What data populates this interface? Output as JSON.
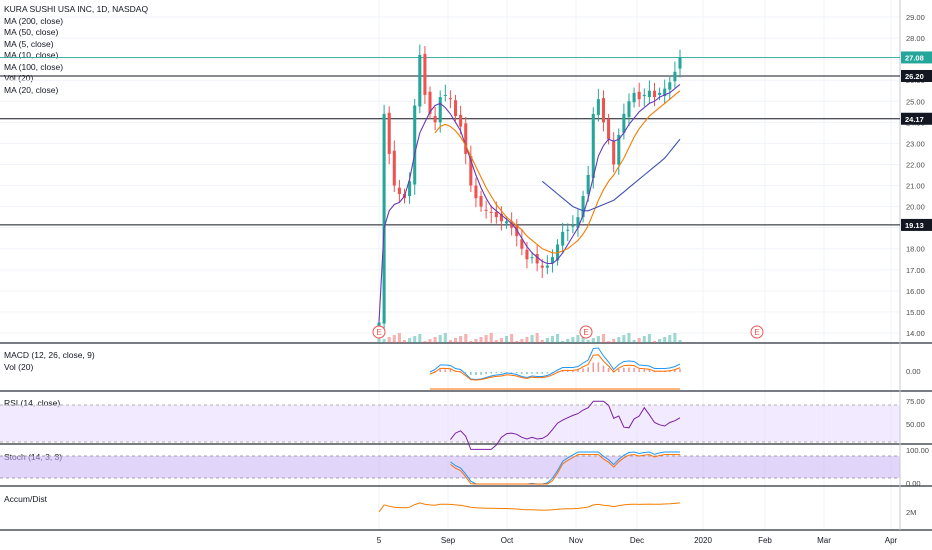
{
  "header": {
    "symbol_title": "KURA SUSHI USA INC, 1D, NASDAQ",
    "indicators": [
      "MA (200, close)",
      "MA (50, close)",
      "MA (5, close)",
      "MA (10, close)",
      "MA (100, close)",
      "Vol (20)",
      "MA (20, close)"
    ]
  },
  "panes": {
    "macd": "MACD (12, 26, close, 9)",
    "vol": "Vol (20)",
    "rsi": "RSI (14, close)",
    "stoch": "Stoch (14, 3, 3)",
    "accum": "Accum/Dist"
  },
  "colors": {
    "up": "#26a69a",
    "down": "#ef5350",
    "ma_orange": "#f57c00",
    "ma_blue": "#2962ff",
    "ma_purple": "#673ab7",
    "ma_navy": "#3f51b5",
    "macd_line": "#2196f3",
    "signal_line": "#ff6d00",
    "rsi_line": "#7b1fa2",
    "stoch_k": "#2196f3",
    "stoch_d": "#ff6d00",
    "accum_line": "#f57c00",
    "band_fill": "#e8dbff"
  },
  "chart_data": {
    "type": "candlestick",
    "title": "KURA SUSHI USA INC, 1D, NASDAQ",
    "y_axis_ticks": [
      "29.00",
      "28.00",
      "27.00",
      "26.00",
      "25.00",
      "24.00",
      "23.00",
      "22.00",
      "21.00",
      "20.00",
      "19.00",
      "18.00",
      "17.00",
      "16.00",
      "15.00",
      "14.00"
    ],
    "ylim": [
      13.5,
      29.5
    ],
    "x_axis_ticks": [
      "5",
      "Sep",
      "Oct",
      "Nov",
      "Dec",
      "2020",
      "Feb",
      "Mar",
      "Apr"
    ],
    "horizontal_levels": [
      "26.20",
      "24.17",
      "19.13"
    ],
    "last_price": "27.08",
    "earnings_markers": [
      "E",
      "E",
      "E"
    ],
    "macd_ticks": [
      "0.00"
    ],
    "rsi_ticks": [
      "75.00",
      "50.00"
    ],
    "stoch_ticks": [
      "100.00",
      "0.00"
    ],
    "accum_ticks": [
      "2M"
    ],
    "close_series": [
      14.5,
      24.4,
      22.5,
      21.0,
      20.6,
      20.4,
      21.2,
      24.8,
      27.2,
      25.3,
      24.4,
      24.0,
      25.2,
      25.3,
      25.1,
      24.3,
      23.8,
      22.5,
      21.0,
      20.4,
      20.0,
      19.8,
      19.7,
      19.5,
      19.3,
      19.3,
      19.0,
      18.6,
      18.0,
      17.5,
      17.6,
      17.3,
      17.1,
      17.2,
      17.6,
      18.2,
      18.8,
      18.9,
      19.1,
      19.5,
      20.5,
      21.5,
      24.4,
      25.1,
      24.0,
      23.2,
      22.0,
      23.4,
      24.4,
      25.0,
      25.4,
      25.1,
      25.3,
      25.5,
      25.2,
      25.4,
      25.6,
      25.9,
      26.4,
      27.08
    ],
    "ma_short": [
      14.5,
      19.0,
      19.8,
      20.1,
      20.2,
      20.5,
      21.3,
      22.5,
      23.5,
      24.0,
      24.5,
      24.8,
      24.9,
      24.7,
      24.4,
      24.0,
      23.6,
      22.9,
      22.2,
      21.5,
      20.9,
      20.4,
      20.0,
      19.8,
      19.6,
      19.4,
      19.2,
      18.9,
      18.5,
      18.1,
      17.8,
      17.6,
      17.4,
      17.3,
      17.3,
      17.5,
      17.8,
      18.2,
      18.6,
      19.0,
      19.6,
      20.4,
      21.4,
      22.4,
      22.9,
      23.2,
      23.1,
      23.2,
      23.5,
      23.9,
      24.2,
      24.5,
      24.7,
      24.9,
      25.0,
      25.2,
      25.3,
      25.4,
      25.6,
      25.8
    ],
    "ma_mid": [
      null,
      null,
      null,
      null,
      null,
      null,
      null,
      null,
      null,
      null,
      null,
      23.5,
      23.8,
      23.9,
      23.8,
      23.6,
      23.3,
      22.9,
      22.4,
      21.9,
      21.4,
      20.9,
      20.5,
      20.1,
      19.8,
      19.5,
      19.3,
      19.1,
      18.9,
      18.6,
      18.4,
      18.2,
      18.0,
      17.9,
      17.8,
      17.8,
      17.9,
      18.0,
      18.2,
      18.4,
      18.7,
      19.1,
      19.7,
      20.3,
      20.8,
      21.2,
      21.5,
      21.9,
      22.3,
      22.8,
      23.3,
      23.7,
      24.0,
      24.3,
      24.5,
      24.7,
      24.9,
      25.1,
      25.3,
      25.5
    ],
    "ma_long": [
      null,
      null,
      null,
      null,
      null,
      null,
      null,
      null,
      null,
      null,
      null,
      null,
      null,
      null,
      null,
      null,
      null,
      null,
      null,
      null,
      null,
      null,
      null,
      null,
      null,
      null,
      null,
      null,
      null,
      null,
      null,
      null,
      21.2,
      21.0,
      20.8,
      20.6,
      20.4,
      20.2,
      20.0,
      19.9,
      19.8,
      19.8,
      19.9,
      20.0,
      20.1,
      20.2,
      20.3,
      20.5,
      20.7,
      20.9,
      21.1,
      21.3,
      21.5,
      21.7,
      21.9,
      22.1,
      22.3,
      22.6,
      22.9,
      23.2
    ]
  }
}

★ ★ ★ ★ ★ ★ ★

WORK TO COMPLETE: Gather, from the listing above, every line carrying the word "NASDAQ".

TASK RESPONSE:
    "symbol_title": "KURA SUSHI USA INC, 1D, NASDAQ",
    "title": "KURA SUSHI USA INC, 1D, NASDAQ",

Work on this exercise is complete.